== Data section ==
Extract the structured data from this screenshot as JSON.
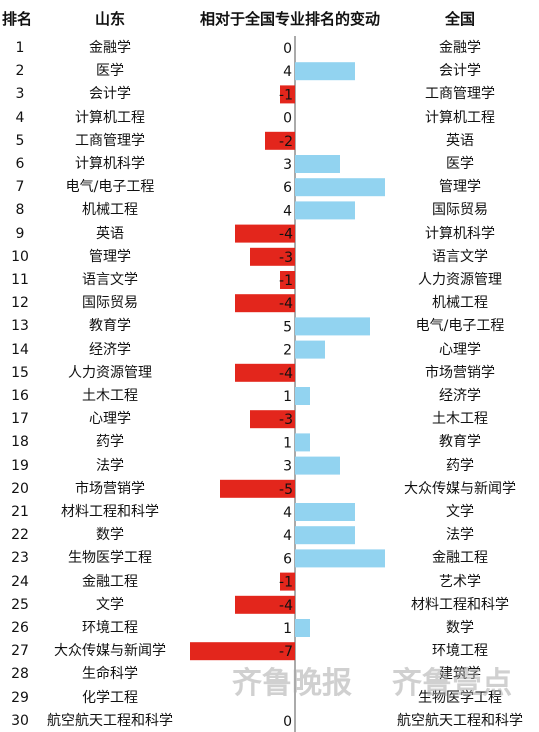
{
  "headers": {
    "rank": "排名",
    "shandong": "山东",
    "change": "相对于全国专业排名的变动",
    "national": "全国"
  },
  "colors": {
    "positive": "#92D3F0",
    "negative": "#E3261C",
    "axis": "#555555"
  },
  "watermark": {
    "brand": "齐鲁晚报",
    "brand2": "齐鲁壹点"
  },
  "chart_data": {
    "type": "bar",
    "orientation": "horizontal",
    "ranks": [
      1,
      2,
      3,
      4,
      5,
      6,
      7,
      8,
      9,
      10,
      11,
      12,
      13,
      14,
      15,
      16,
      17,
      18,
      19,
      20,
      21,
      22,
      23,
      24,
      25,
      26,
      27,
      28,
      29,
      30
    ],
    "categories": [
      "金融学",
      "医学",
      "会计学",
      "计算机工程",
      "工商管理学",
      "计算机科学",
      "电气/电子工程",
      "机械工程",
      "英语",
      "管理学",
      "语言文学",
      "国际贸易",
      "教育学",
      "经济学",
      "人力资源管理",
      "土木工程",
      "心理学",
      "药学",
      "法学",
      "市场营销学",
      "材料工程和科学",
      "数学",
      "生物医学工程",
      "金融工程",
      "文学",
      "环境工程",
      "大众传媒与新闻学",
      "生命科学",
      "化学工程",
      "航空航天工程和科学"
    ],
    "values": [
      0,
      4,
      -1,
      0,
      -2,
      3,
      6,
      4,
      -4,
      -3,
      -1,
      -4,
      5,
      2,
      -4,
      1,
      -3,
      1,
      3,
      -5,
      4,
      4,
      6,
      -1,
      -4,
      1,
      -7,
      null,
      null,
      0
    ],
    "value_labels": [
      "0",
      "4",
      "-1",
      "0",
      "-2",
      "3",
      "6",
      "4",
      "-4",
      "-3",
      "-1",
      "-4",
      "5",
      "2",
      "-4",
      "1",
      "-3",
      "1",
      "3",
      "-5",
      "4",
      "4",
      "6",
      "-1",
      "-4",
      "1",
      "-7",
      "",
      "",
      "0"
    ],
    "national_ranking": [
      "金融学",
      "会计学",
      "工商管理学",
      "计算机工程",
      "英语",
      "医学",
      "管理学",
      "国际贸易",
      "计算机科学",
      "语言文学",
      "人力资源管理",
      "机械工程",
      "电气/电子工程",
      "心理学",
      "市场营销学",
      "经济学",
      "土木工程",
      "教育学",
      "药学",
      "大众传媒与新闻学",
      "文学",
      "法学",
      "金融工程",
      "艺术学",
      "材料工程和科学",
      "数学",
      "环境工程",
      "建筑学",
      "生物医学工程",
      "航空航天工程和科学"
    ],
    "xlim": [
      -7,
      6
    ]
  }
}
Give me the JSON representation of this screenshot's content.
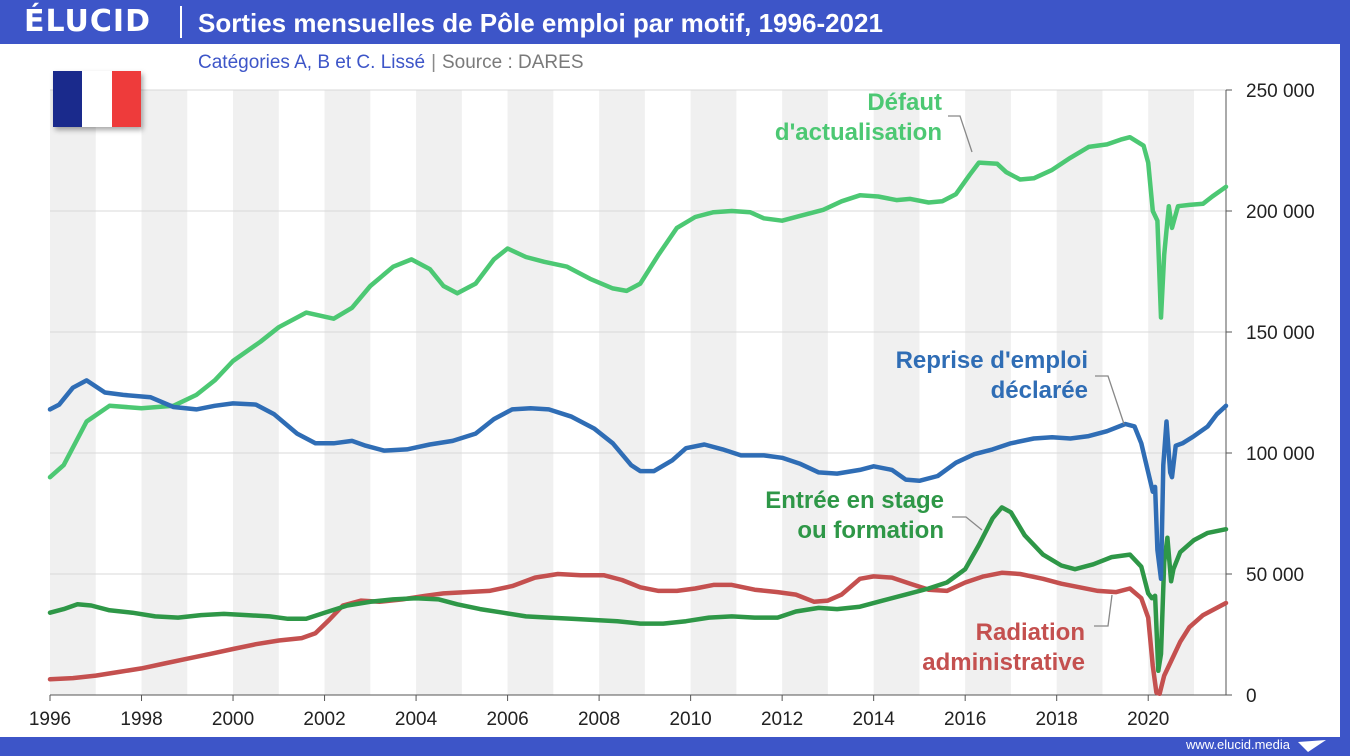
{
  "header": {
    "logo": "ÉLUCID",
    "title": "Sorties mensuelles de Pôle emploi par motif, 1996-2021",
    "subtitle_main": "Catégories A, B et C. Lissé",
    "subtitle_source": "Source : DARES"
  },
  "footer": {
    "url": "www.elucid.media"
  },
  "colors": {
    "frame": "#3d55c8",
    "defaut": "#4cc873",
    "reprise": "#2f6db5",
    "stage": "#2e9747",
    "radiation": "#c4504f",
    "flag_blue": "#1a2a8c",
    "flag_white": "#ffffff",
    "flag_red": "#ee3b3b"
  },
  "chart_data": {
    "type": "line",
    "title": "Sorties mensuelles de Pôle emploi par motif, 1996-2021",
    "xlim": [
      1996,
      2021.7
    ],
    "ylim": [
      0,
      250000
    ],
    "x_ticks": [
      1996,
      1998,
      2000,
      2002,
      2004,
      2006,
      2008,
      2010,
      2012,
      2014,
      2016,
      2018,
      2020
    ],
    "y_ticks": [
      0,
      50000,
      100000,
      150000,
      200000,
      250000
    ],
    "y_tick_labels": [
      "0",
      "50 000",
      "100 000",
      "150 000",
      "200 000",
      "250 000"
    ],
    "grid": "horizontal, alternating year bands",
    "series": [
      {
        "name": "Défaut d'actualisation",
        "label_lines": [
          "Défaut",
          "d'actualisation"
        ],
        "points": [
          [
            1996,
            90000
          ],
          [
            1996.3,
            95000
          ],
          [
            1996.8,
            113000
          ],
          [
            1997.3,
            119500
          ],
          [
            1998,
            118500
          ],
          [
            1998.7,
            119500
          ],
          [
            1999.2,
            124000
          ],
          [
            1999.6,
            130000
          ],
          [
            2000,
            138000
          ],
          [
            2000.6,
            146000
          ],
          [
            2001,
            152000
          ],
          [
            2001.6,
            158000
          ],
          [
            2002.2,
            155500
          ],
          [
            2002.6,
            160000
          ],
          [
            2003,
            169000
          ],
          [
            2003.5,
            177000
          ],
          [
            2003.9,
            180000
          ],
          [
            2004.3,
            176000
          ],
          [
            2004.6,
            169000
          ],
          [
            2004.9,
            166000
          ],
          [
            2005.3,
            170000
          ],
          [
            2005.7,
            180000
          ],
          [
            2006,
            184500
          ],
          [
            2006.4,
            181000
          ],
          [
            2006.8,
            179000
          ],
          [
            2007.3,
            177000
          ],
          [
            2007.8,
            172000
          ],
          [
            2008.3,
            168000
          ],
          [
            2008.6,
            167000
          ],
          [
            2008.9,
            170000
          ],
          [
            2009.3,
            182000
          ],
          [
            2009.7,
            193000
          ],
          [
            2010.1,
            197500
          ],
          [
            2010.5,
            199500
          ],
          [
            2010.9,
            200000
          ],
          [
            2011.3,
            199500
          ],
          [
            2011.6,
            197000
          ],
          [
            2012,
            196000
          ],
          [
            2012.4,
            198000
          ],
          [
            2012.9,
            200500
          ],
          [
            2013.3,
            204000
          ],
          [
            2013.7,
            206500
          ],
          [
            2014.1,
            206000
          ],
          [
            2014.5,
            204500
          ],
          [
            2014.8,
            205000
          ],
          [
            2015.2,
            203500
          ],
          [
            2015.5,
            204000
          ],
          [
            2015.8,
            207000
          ],
          [
            2016.1,
            215000
          ],
          [
            2016.3,
            220000
          ],
          [
            2016.7,
            219500
          ],
          [
            2016.9,
            216000
          ],
          [
            2017.2,
            213000
          ],
          [
            2017.5,
            213500
          ],
          [
            2017.9,
            217000
          ],
          [
            2018.3,
            222000
          ],
          [
            2018.7,
            226500
          ],
          [
            2019.1,
            227500
          ],
          [
            2019.4,
            229500
          ],
          [
            2019.6,
            230500
          ],
          [
            2019.9,
            227000
          ],
          [
            2020,
            220000
          ],
          [
            2020.1,
            200000
          ],
          [
            2020.2,
            196000
          ],
          [
            2020.28,
            156000
          ],
          [
            2020.35,
            182000
          ],
          [
            2020.45,
            202000
          ],
          [
            2020.52,
            193000
          ],
          [
            2020.65,
            202000
          ],
          [
            2020.9,
            202500
          ],
          [
            2021.2,
            203000
          ],
          [
            2021.4,
            206000
          ],
          [
            2021.7,
            210000
          ]
        ]
      },
      {
        "name": "Reprise d'emploi déclarée",
        "label_lines": [
          "Reprise d'emploi",
          "déclarée"
        ],
        "points": [
          [
            1996,
            118000
          ],
          [
            1996.2,
            120000
          ],
          [
            1996.5,
            127000
          ],
          [
            1996.8,
            130000
          ],
          [
            1997.2,
            125000
          ],
          [
            1997.6,
            124000
          ],
          [
            1998.2,
            123000
          ],
          [
            1998.7,
            119000
          ],
          [
            1999.2,
            118000
          ],
          [
            1999.6,
            119500
          ],
          [
            2000,
            120500
          ],
          [
            2000.5,
            120000
          ],
          [
            2000.9,
            116000
          ],
          [
            2001.4,
            108000
          ],
          [
            2001.8,
            104000
          ],
          [
            2002.2,
            104000
          ],
          [
            2002.6,
            105000
          ],
          [
            2002.9,
            103000
          ],
          [
            2003.3,
            101000
          ],
          [
            2003.8,
            101500
          ],
          [
            2004.3,
            103500
          ],
          [
            2004.8,
            105000
          ],
          [
            2005.3,
            108000
          ],
          [
            2005.7,
            114000
          ],
          [
            2006.1,
            118000
          ],
          [
            2006.5,
            118500
          ],
          [
            2006.9,
            118000
          ],
          [
            2007.4,
            115000
          ],
          [
            2007.9,
            110000
          ],
          [
            2008.3,
            104000
          ],
          [
            2008.7,
            95000
          ],
          [
            2008.9,
            92500
          ],
          [
            2009.2,
            92500
          ],
          [
            2009.6,
            97000
          ],
          [
            2009.9,
            102000
          ],
          [
            2010.3,
            103500
          ],
          [
            2010.7,
            101500
          ],
          [
            2011.1,
            99000
          ],
          [
            2011.6,
            99000
          ],
          [
            2012,
            98000
          ],
          [
            2012.4,
            95500
          ],
          [
            2012.8,
            92000
          ],
          [
            2013.2,
            91500
          ],
          [
            2013.7,
            93000
          ],
          [
            2014,
            94500
          ],
          [
            2014.4,
            93000
          ],
          [
            2014.7,
            89000
          ],
          [
            2015,
            88500
          ],
          [
            2015.4,
            90500
          ],
          [
            2015.8,
            96000
          ],
          [
            2016.2,
            99500
          ],
          [
            2016.6,
            101500
          ],
          [
            2017,
            104000
          ],
          [
            2017.5,
            106000
          ],
          [
            2017.9,
            106500
          ],
          [
            2018.3,
            106000
          ],
          [
            2018.7,
            107000
          ],
          [
            2019.1,
            109000
          ],
          [
            2019.5,
            112000
          ],
          [
            2019.7,
            111000
          ],
          [
            2019.85,
            104000
          ],
          [
            2020,
            92000
          ],
          [
            2020.1,
            84000
          ],
          [
            2020.15,
            86000
          ],
          [
            2020.2,
            60000
          ],
          [
            2020.28,
            48000
          ],
          [
            2020.33,
            95000
          ],
          [
            2020.4,
            113000
          ],
          [
            2020.48,
            92000
          ],
          [
            2020.52,
            90000
          ],
          [
            2020.6,
            103000
          ],
          [
            2020.75,
            104000
          ],
          [
            2021,
            107000
          ],
          [
            2021.3,
            111000
          ],
          [
            2021.5,
            116000
          ],
          [
            2021.7,
            119500
          ]
        ]
      },
      {
        "name": "Entrée en stage ou formation",
        "label_lines": [
          "Entrée en stage",
          "ou formation"
        ],
        "points": [
          [
            1996,
            34000
          ],
          [
            1996.3,
            35500
          ],
          [
            1996.6,
            37500
          ],
          [
            1996.9,
            37000
          ],
          [
            1997.3,
            35000
          ],
          [
            1997.8,
            34000
          ],
          [
            1998.3,
            32500
          ],
          [
            1998.8,
            32000
          ],
          [
            1999.3,
            33000
          ],
          [
            1999.8,
            33500
          ],
          [
            2000.3,
            33000
          ],
          [
            2000.8,
            32500
          ],
          [
            2001.2,
            31500
          ],
          [
            2001.6,
            31500
          ],
          [
            2002,
            34000
          ],
          [
            2002.5,
            37000
          ],
          [
            2003,
            38500
          ],
          [
            2003.5,
            39500
          ],
          [
            2004,
            40000
          ],
          [
            2004.5,
            39500
          ],
          [
            2004.9,
            37500
          ],
          [
            2005.4,
            35500
          ],
          [
            2005.9,
            34000
          ],
          [
            2006.4,
            32500
          ],
          [
            2006.9,
            32000
          ],
          [
            2007.4,
            31500
          ],
          [
            2007.9,
            31000
          ],
          [
            2008.4,
            30500
          ],
          [
            2008.9,
            29500
          ],
          [
            2009.4,
            29500
          ],
          [
            2009.9,
            30500
          ],
          [
            2010.4,
            32000
          ],
          [
            2010.9,
            32500
          ],
          [
            2011.4,
            32000
          ],
          [
            2011.9,
            32000
          ],
          [
            2012.3,
            34500
          ],
          [
            2012.8,
            36000
          ],
          [
            2013.2,
            35500
          ],
          [
            2013.7,
            36500
          ],
          [
            2014.2,
            39000
          ],
          [
            2014.7,
            41500
          ],
          [
            2015.2,
            44000
          ],
          [
            2015.6,
            46500
          ],
          [
            2016,
            52000
          ],
          [
            2016.3,
            62000
          ],
          [
            2016.6,
            73000
          ],
          [
            2016.8,
            77500
          ],
          [
            2017,
            75500
          ],
          [
            2017.3,
            66000
          ],
          [
            2017.7,
            58000
          ],
          [
            2018.1,
            53500
          ],
          [
            2018.4,
            52000
          ],
          [
            2018.8,
            54000
          ],
          [
            2019.2,
            57000
          ],
          [
            2019.6,
            58000
          ],
          [
            2019.85,
            53000
          ],
          [
            2020,
            42000
          ],
          [
            2020.08,
            40000
          ],
          [
            2020.15,
            41000
          ],
          [
            2020.22,
            10000
          ],
          [
            2020.28,
            17000
          ],
          [
            2020.35,
            55000
          ],
          [
            2020.42,
            65000
          ],
          [
            2020.5,
            47000
          ],
          [
            2020.55,
            52000
          ],
          [
            2020.7,
            59000
          ],
          [
            2021,
            64000
          ],
          [
            2021.3,
            67000
          ],
          [
            2021.7,
            68500
          ]
        ]
      },
      {
        "name": "Radiation administrative",
        "label_lines": [
          "Radiation",
          "administrative"
        ],
        "points": [
          [
            1996,
            6500
          ],
          [
            1996.5,
            7000
          ],
          [
            1997,
            8000
          ],
          [
            1997.5,
            9500
          ],
          [
            1998,
            11000
          ],
          [
            1998.5,
            13000
          ],
          [
            1999,
            15000
          ],
          [
            1999.5,
            17000
          ],
          [
            2000,
            19000
          ],
          [
            2000.5,
            21000
          ],
          [
            2001,
            22500
          ],
          [
            2001.5,
            23500
          ],
          [
            2001.8,
            25500
          ],
          [
            2002.1,
            31000
          ],
          [
            2002.4,
            37000
          ],
          [
            2002.8,
            39000
          ],
          [
            2003.2,
            38500
          ],
          [
            2003.7,
            39500
          ],
          [
            2004.2,
            41000
          ],
          [
            2004.6,
            42000
          ],
          [
            2005.1,
            42500
          ],
          [
            2005.6,
            43000
          ],
          [
            2006.1,
            45000
          ],
          [
            2006.6,
            48500
          ],
          [
            2007.1,
            50000
          ],
          [
            2007.6,
            49500
          ],
          [
            2008.1,
            49500
          ],
          [
            2008.5,
            47500
          ],
          [
            2008.9,
            44500
          ],
          [
            2009.3,
            43000
          ],
          [
            2009.7,
            43000
          ],
          [
            2010.1,
            44000
          ],
          [
            2010.5,
            45500
          ],
          [
            2010.9,
            45500
          ],
          [
            2011.4,
            43500
          ],
          [
            2011.9,
            42500
          ],
          [
            2012.3,
            41500
          ],
          [
            2012.7,
            38500
          ],
          [
            2013,
            39000
          ],
          [
            2013.3,
            41500
          ],
          [
            2013.7,
            48000
          ],
          [
            2014,
            49000
          ],
          [
            2014.4,
            48500
          ],
          [
            2014.8,
            46000
          ],
          [
            2015.2,
            43500
          ],
          [
            2015.6,
            43000
          ],
          [
            2016,
            46500
          ],
          [
            2016.4,
            49000
          ],
          [
            2016.8,
            50500
          ],
          [
            2017.2,
            50000
          ],
          [
            2017.7,
            48000
          ],
          [
            2018.1,
            46000
          ],
          [
            2018.5,
            44500
          ],
          [
            2018.9,
            43000
          ],
          [
            2019.3,
            42500
          ],
          [
            2019.6,
            44000
          ],
          [
            2019.85,
            40000
          ],
          [
            2020,
            32000
          ],
          [
            2020.1,
            12000
          ],
          [
            2020.18,
            1000
          ],
          [
            2020.25,
            500
          ],
          [
            2020.35,
            8000
          ],
          [
            2020.5,
            14000
          ],
          [
            2020.7,
            22000
          ],
          [
            2020.9,
            28000
          ],
          [
            2021.2,
            33000
          ],
          [
            2021.5,
            36000
          ],
          [
            2021.7,
            38000
          ]
        ]
      }
    ]
  }
}
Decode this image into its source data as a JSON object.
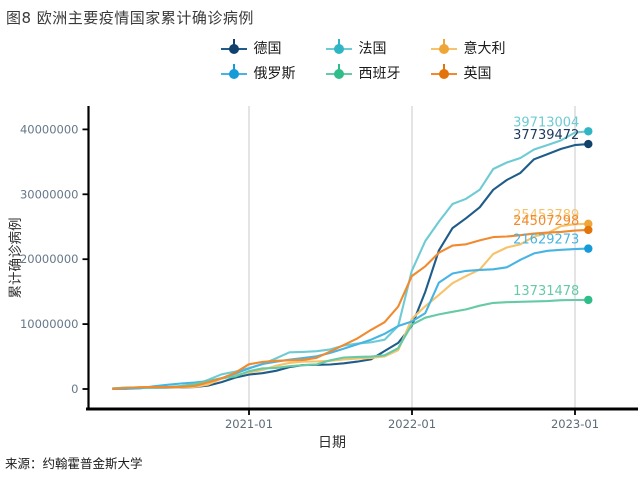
===
Written exercise: Go through the records and gather the lines that hold "Défaut".

Exercise solution:
        "name": "Défaut d'actualisation",
          "Défaut",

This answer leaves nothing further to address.